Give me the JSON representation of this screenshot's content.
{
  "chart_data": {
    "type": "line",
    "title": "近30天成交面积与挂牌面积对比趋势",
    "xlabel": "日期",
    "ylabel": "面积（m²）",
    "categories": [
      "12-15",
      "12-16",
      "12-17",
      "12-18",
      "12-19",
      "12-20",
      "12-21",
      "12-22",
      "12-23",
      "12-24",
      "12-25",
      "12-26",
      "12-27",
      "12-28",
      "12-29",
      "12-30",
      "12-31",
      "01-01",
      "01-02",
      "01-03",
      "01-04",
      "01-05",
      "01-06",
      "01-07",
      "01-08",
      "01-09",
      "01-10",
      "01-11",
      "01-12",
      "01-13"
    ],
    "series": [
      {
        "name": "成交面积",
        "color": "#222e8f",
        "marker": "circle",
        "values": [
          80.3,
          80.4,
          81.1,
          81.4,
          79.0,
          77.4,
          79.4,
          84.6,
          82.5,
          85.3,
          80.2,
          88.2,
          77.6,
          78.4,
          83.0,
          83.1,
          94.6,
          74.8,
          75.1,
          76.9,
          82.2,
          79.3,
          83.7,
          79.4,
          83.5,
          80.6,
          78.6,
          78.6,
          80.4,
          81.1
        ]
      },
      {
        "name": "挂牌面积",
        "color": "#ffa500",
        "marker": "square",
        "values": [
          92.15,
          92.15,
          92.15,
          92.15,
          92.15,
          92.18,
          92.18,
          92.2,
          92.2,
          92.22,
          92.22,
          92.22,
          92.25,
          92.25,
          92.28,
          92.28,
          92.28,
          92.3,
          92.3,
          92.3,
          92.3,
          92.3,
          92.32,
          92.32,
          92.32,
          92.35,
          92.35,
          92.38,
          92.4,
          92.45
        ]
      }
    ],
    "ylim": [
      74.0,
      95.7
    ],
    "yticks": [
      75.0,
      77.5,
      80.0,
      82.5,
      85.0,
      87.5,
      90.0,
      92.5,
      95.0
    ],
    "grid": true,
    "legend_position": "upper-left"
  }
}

--- PROBLEM TO WORK ON ---
The records above should be repeated in full, exactly as given.

--- EXERCISE RESPONSE ---
Give me the JSON representation of this screenshot's content.
{
  "chart_data": {
    "type": "line",
    "title": "近30天成交面积与挂牌面积对比趋势",
    "xlabel": "日期",
    "ylabel": "面积（m²）",
    "categories": [
      "12-15",
      "12-16",
      "12-17",
      "12-18",
      "12-19",
      "12-20",
      "12-21",
      "12-22",
      "12-23",
      "12-24",
      "12-25",
      "12-26",
      "12-27",
      "12-28",
      "12-29",
      "12-30",
      "12-31",
      "01-01",
      "01-02",
      "01-03",
      "01-04",
      "01-05",
      "01-06",
      "01-07",
      "01-08",
      "01-09",
      "01-10",
      "01-11",
      "01-12",
      "01-13"
    ],
    "series": [
      {
        "name": "成交面积",
        "color": "#222e8f",
        "marker": "circle",
        "values": [
          80.3,
          80.4,
          81.1,
          81.4,
          79.0,
          77.4,
          79.4,
          84.6,
          82.5,
          85.3,
          80.2,
          88.2,
          77.6,
          78.4,
          83.0,
          83.1,
          94.6,
          74.8,
          75.1,
          76.9,
          82.2,
          79.3,
          83.7,
          79.4,
          83.5,
          80.6,
          78.6,
          78.6,
          80.4,
          81.1
        ]
      },
      {
        "name": "挂牌面积",
        "color": "#ffa500",
        "marker": "square",
        "values": [
          92.15,
          92.15,
          92.15,
          92.15,
          92.15,
          92.18,
          92.18,
          92.2,
          92.2,
          92.22,
          92.22,
          92.22,
          92.25,
          92.25,
          92.28,
          92.28,
          92.28,
          92.3,
          92.3,
          92.3,
          92.3,
          92.3,
          92.32,
          92.32,
          92.32,
          92.35,
          92.35,
          92.38,
          92.4,
          92.45
        ]
      }
    ],
    "ylim": [
      74.0,
      95.7
    ],
    "yticks": [
      75.0,
      77.5,
      80.0,
      82.5,
      85.0,
      87.5,
      90.0,
      92.5,
      95.0
    ],
    "grid": true,
    "legend_position": "upper-left"
  }
}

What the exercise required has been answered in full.